Stored records:
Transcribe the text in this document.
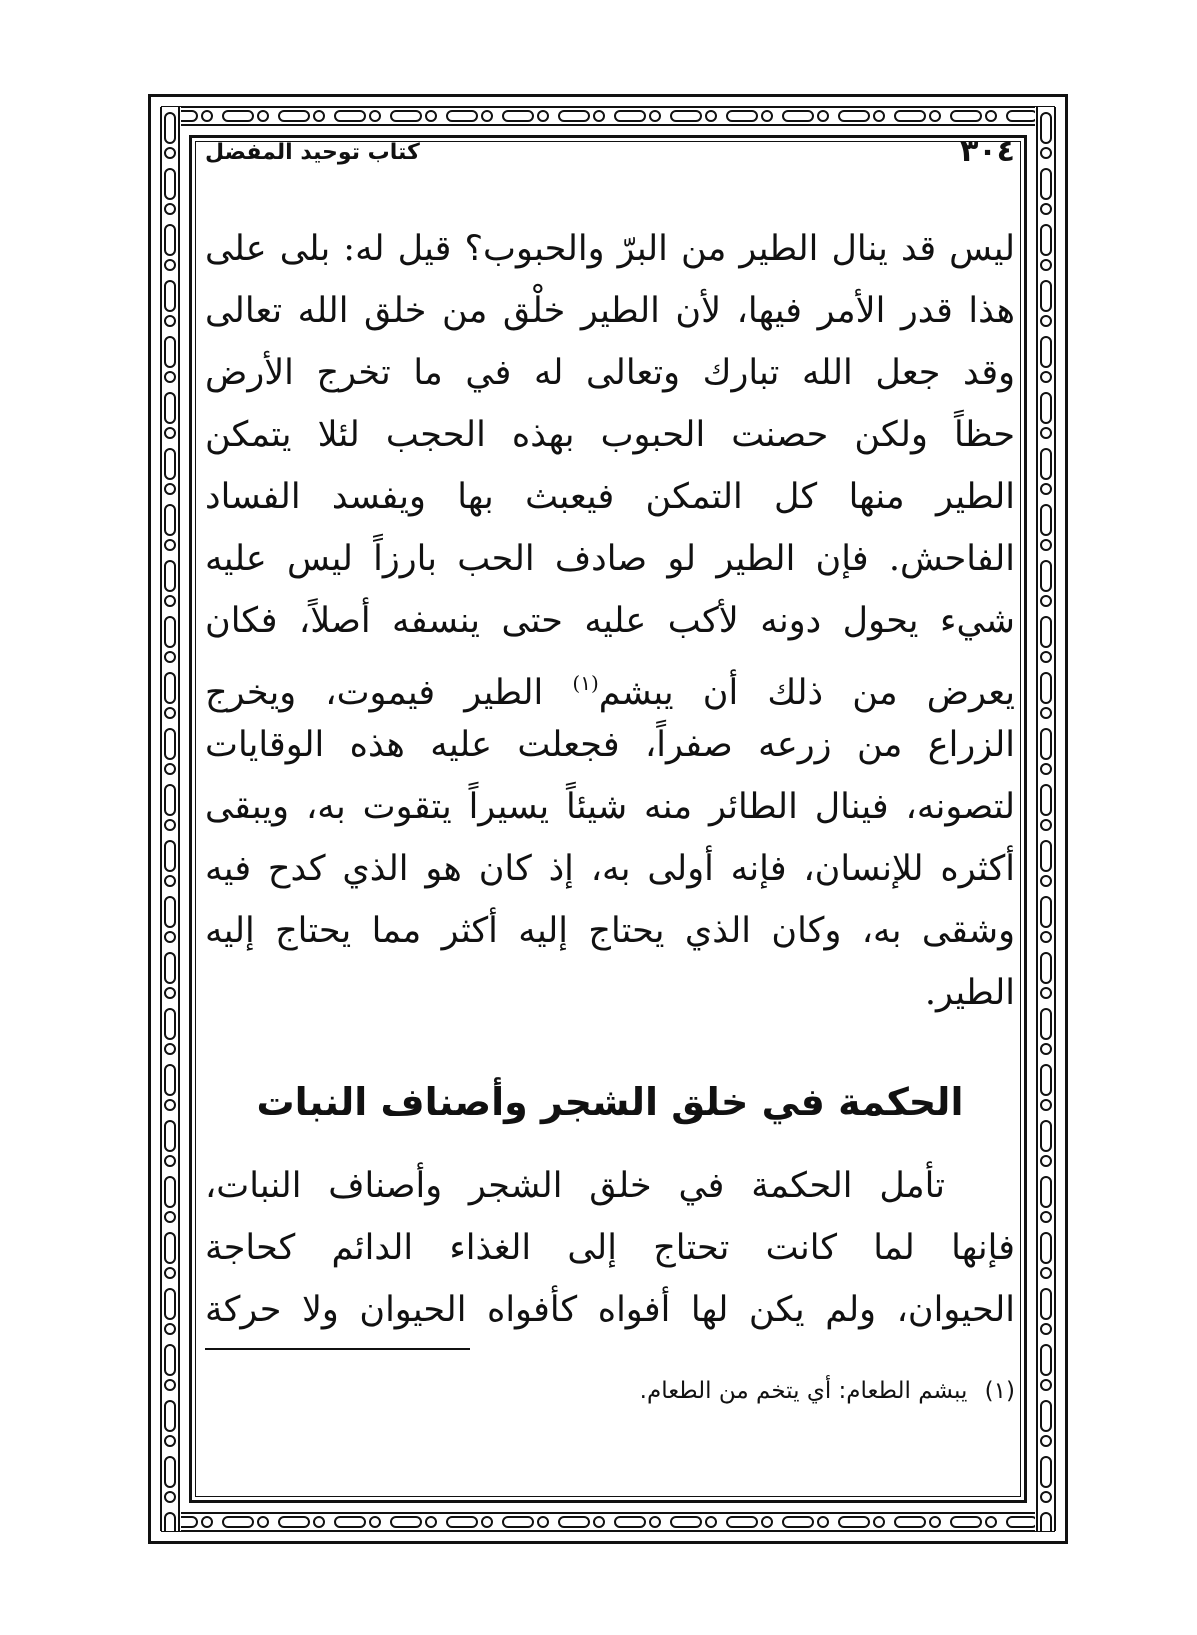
٣٠٤
كتاب توحيد المفضل
ليس قد ينال الطير من البرّ والحبوب؟ قيل له: بلى على
هذا قدر الأمر فيها، لأن الطير خلْق من خلق الله تعالى
وقد جعل الله تبارك وتعالى له في ما تخرج الأرض
حظاً ولكن حصنت الحبوب بهذه الحجب لئلا يتمكن
الطير منها كل التمكن فيعبث بها ويفسد الفساد
الفاحش. فإن الطير لو صادف الحب بارزاً ليس عليه
شيء يحول دونه لأكب عليه حتى ينسفه أصلاً، فكان
يعرض من ذلك أن يبشم$^{(١)}$ الطير فيموت، ويخرج
الزراع من زرعه صفراً، فجعلت عليه هذه الوقايات
لتصونه، فينال الطائر منه شيئاً يسيراً يتقوت به، ويبقى
أكثره للإنسان، فإنه أولى به، إذ كان هو الذي كدح فيه
وشقى به، وكان الذي يحتاج إليه أكثر مما يحتاج إليه
الطير.
الحكمة في خلق الشجر وأصناف النبات
تأمل الحكمة في خلق الشجر وأصناف النبات،
فإنها لما كانت تحتاج إلى الغذاء الدائم كحاجة
الحيوان، ولم يكن لها أفواه كأفواه الحيوان ولا حركة
(١) يبشم الطعام: أي يتخم من الطعام.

> _Exercise_:
State how many lines above contain the string "عليه", with no other words.

> _Written answer_:
3